(TASK BRIEF)
Return each line holding the string "weergegeven".

A run of records
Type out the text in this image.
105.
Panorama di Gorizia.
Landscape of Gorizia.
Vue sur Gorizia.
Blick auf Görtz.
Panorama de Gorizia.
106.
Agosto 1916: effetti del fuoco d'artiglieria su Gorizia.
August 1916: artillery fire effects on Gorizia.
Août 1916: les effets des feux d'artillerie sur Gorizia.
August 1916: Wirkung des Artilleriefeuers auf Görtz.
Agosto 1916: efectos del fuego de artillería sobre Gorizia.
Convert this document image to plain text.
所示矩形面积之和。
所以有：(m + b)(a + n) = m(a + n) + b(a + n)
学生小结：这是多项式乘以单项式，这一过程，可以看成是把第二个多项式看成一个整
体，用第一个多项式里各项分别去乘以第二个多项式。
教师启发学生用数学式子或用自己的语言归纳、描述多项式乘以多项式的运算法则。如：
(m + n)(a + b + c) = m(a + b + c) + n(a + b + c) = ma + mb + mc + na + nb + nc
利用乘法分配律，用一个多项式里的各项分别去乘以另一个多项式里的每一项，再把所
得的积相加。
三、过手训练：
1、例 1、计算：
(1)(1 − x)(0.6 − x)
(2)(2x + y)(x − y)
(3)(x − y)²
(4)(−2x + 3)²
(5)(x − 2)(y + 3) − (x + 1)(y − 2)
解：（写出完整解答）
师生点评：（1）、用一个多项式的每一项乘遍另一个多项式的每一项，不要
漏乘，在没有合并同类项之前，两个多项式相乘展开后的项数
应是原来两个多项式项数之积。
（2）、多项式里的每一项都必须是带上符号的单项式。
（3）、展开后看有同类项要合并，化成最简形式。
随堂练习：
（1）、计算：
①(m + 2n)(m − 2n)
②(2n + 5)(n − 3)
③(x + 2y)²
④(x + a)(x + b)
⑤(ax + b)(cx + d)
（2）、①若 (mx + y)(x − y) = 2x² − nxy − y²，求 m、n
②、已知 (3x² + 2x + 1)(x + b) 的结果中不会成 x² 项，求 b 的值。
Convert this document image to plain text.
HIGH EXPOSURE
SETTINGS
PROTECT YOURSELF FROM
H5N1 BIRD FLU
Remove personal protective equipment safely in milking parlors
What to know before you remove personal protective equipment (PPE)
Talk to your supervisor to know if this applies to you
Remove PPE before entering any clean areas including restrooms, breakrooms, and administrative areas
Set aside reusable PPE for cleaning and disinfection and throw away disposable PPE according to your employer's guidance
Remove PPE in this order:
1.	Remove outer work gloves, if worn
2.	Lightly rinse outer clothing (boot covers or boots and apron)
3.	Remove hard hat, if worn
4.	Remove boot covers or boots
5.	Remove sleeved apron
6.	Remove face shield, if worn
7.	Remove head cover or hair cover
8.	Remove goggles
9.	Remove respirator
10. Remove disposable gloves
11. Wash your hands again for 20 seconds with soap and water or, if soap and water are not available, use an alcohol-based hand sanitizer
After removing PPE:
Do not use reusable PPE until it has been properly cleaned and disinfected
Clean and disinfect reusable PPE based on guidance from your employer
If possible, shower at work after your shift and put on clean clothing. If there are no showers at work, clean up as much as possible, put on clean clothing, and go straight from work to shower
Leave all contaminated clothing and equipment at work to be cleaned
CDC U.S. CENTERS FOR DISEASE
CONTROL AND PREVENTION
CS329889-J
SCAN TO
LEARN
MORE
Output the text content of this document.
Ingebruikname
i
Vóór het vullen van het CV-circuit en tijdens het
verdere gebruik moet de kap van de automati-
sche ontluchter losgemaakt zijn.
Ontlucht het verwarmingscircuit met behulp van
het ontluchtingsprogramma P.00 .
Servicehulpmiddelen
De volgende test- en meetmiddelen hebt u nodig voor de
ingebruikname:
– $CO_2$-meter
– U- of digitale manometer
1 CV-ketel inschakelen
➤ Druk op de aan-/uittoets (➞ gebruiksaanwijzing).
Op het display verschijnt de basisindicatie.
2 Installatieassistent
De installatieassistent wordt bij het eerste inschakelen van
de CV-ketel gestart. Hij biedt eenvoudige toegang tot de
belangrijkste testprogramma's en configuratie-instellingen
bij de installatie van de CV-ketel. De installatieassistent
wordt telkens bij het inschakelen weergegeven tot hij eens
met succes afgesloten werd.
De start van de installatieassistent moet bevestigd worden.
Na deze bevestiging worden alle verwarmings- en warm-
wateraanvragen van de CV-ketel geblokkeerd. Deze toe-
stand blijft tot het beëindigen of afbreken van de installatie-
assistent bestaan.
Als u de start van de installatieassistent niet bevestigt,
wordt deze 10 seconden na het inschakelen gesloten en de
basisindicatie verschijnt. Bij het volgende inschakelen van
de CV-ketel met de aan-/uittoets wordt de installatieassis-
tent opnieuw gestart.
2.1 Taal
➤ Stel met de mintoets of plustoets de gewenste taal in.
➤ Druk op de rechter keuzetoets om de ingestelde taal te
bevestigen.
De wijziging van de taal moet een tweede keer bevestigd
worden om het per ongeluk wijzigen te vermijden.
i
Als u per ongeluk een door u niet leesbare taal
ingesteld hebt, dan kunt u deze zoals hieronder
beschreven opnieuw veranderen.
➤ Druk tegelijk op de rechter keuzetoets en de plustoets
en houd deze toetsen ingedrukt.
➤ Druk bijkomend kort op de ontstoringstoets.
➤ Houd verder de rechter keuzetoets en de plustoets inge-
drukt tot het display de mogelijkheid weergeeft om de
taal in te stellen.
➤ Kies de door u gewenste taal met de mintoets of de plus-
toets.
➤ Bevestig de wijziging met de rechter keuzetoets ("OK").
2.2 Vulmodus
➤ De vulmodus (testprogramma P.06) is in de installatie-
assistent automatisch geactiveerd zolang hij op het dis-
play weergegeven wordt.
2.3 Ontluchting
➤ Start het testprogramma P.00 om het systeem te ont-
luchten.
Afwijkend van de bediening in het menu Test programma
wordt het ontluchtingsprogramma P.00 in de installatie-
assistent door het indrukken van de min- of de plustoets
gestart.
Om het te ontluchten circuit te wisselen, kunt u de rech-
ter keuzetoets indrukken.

(RESPONSE TO THIS EXERCISE)
wordt telkens bij het inschakelen weergegeven tot hij eens
play weergegeven wordt.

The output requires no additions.